Problem
Reproduce every entry below precisely; do not include the pictures.

==== Stored records

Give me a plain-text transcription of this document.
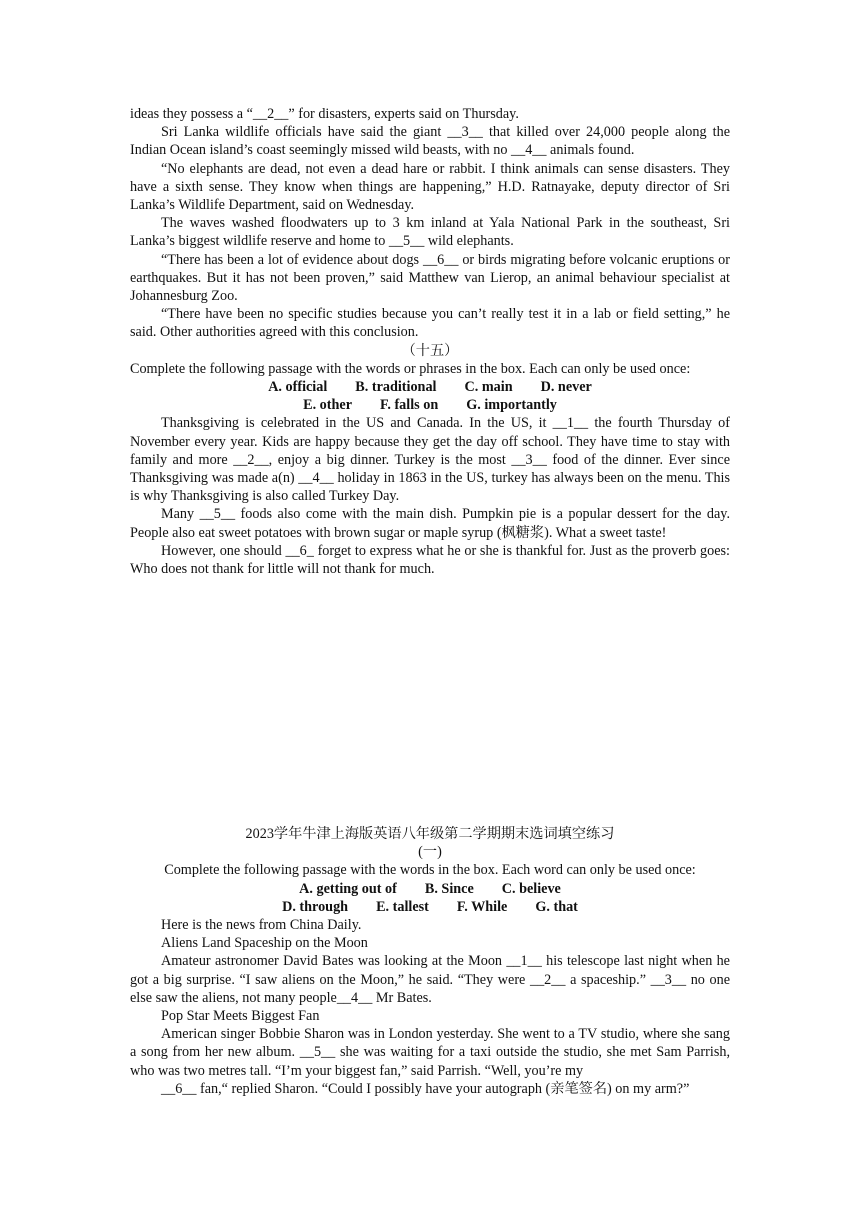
ideas they possess a “__2__” for disasters, experts said on Thursday.

Sri Lanka wildlife officials have said the giant __3__ that killed over 24,000 people along the Indian Ocean island’s coast seemingly missed wild beasts, with no __4__ animals found.

“No elephants are dead, not even a dead hare or rabbit. I think animals can sense disasters. They have a sixth sense. They know when things are happening,” H.D. Ratnayake, deputy director of Sri Lanka’s Wildlife Department, said on Wednesday.

The waves washed floodwaters up to 3 km inland at Yala National Park in the southeast, Sri Lanka’s biggest wildlife reserve and home to __5__ wild elephants.

“There has been a lot of evidence about dogs __6__ or birds migrating before volcanic eruptions or earthquakes. But it has not been proven,” said Matthew van Lierop, an animal behaviour specialist at Johannesburg Zoo.

“There have been no specific studies because you can’t really test it in a lab or field setting,” he said. Other authorities agreed with this conclusion.

（十五）

Complete the following passage with the words or phrases in the box. Each can only be used once:

A. official B. traditional C. main D. never

E. other F. falls on G. importantly

Thanksgiving is celebrated in the US and Canada. In the US, it __1__ the fourth Thursday of November every year. Kids are happy because they get the day off school. They have time to stay with family and more __2__, enjoy a big dinner. Turkey is the most __3__ food of the dinner. Ever since Thanksgiving was made a(n) __4__ holiday in 1863 in the US, turkey has always been on the menu. This is why Thanksgiving is also called Turkey Day.

Many __5__ foods also come with the main dish. Pumpkin pie is a popular dessert for the day. People also eat sweet potatoes with brown sugar or maple syrup (枫糖浆). What a sweet taste!

However, one should __6_ forget to express what he or she is thankful for. Just as the proverb goes: Who does not thank for little will not thank for much.

2023学年牛津上海版英语八年级第二学期期末选词填空练习

(一)

Complete the following passage with the words in the box. Each word can only be used once:

A. getting out of B. Since C. believe

D. through E. tallest F. While G. that

Here is the news from China Daily.

Aliens Land Spaceship on the Moon

Amateur astronomer David Bates was looking at the Moon __1__ his telescope last night when he got a big surprise. “I saw aliens on the Moon,” he said. “They were __2__ a spaceship.” __3__ no one else saw the aliens, not many people__4__ Mr Bates.

Pop Star Meets Biggest Fan

American singer Bobbie Sharon was in London yesterday. She went to a TV studio, where she sang a song from her new album. __5__ she was waiting for a taxi outside the studio, she met Sam Parrish, who was two metres tall. “I’m your biggest fan,” said Parrish. “Well, you’re my

__6__ fan,“ replied Sharon. “Could I possibly have your autograph (亲笔签名) on my arm?”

========

Written response
Give me a plain-text transcription of this document.
ideas they possess a “__2__” for disasters, experts said on Thursday.

Sri Lanka wildlife officials have said the giant __3__ that killed over 24,000 people along the Indian Ocean island’s coast seemingly missed wild beasts, with no __4__ animals found.

“No elephants are dead, not even a dead hare or rabbit. I think animals can sense disasters. They have a sixth sense. They know when things are happening,” H.D. Ratnayake, deputy director of Sri Lanka’s Wildlife Department, said on Wednesday.

The waves washed floodwaters up to 3 km inland at Yala National Park in the southeast, Sri Lanka’s biggest wildlife reserve and home to __5__ wild elephants.

“There has been a lot of evidence about dogs __6__ or birds migrating before volcanic eruptions or earthquakes. But it has not been proven,” said Matthew van Lierop, an animal behaviour specialist at Johannesburg Zoo.

“There have been no specific studies because you can’t really test it in a lab or field setting,” he said. Other authorities agreed with this conclusion.

（十五）

Complete the following passage with the words or phrases in the box. Each can only be used once:

A. official B. traditional C. main D. never

E. other F. falls on G. importantly

Thanksgiving is celebrated in the US and Canada. In the US, it __1__ the fourth Thursday of November every year. Kids are happy because they get the day off school. They have time to stay with family and more __2__, enjoy a big dinner. Turkey is the most __3__ food of the dinner. Ever since Thanksgiving was made a(n) __4__ holiday in 1863 in the US, turkey has always been on the menu. This is why Thanksgiving is also called Turkey Day.

Many __5__ foods also come with the main dish. Pumpkin pie is a popular dessert for the day. People also eat sweet potatoes with brown sugar or maple syrup (枫糖浆). What a sweet taste!

However, one should __6_ forget to express what he or she is thankful for. Just as the proverb goes: Who does not thank for little will not thank for much.

2023学年牛津上海版英语八年级第二学期期末选词填空练习

(一)

Complete the following passage with the words in the box. Each word can only be used once:

A. getting out of B. Since C. believe

D. through E. tallest F. While G. that

Here is the news from China Daily.

Aliens Land Spaceship on the Moon

Amateur astronomer David Bates was looking at the Moon __1__ his telescope last night when he got a big surprise. “I saw aliens on the Moon,” he said. “They were __2__ a spaceship.” __3__ no one else saw the aliens, not many people__4__ Mr Bates.

Pop Star Meets Biggest Fan

American singer Bobbie Sharon was in London yesterday. She went to a TV studio, where she sang a song from her new album. __5__ she was waiting for a taxi outside the studio, she met Sam Parrish, who was two metres tall. “I’m your biggest fan,” said Parrish. “Well, you’re my

__6__ fan,“ replied Sharon. “Could I possibly have your autograph (亲笔签名) on my arm?”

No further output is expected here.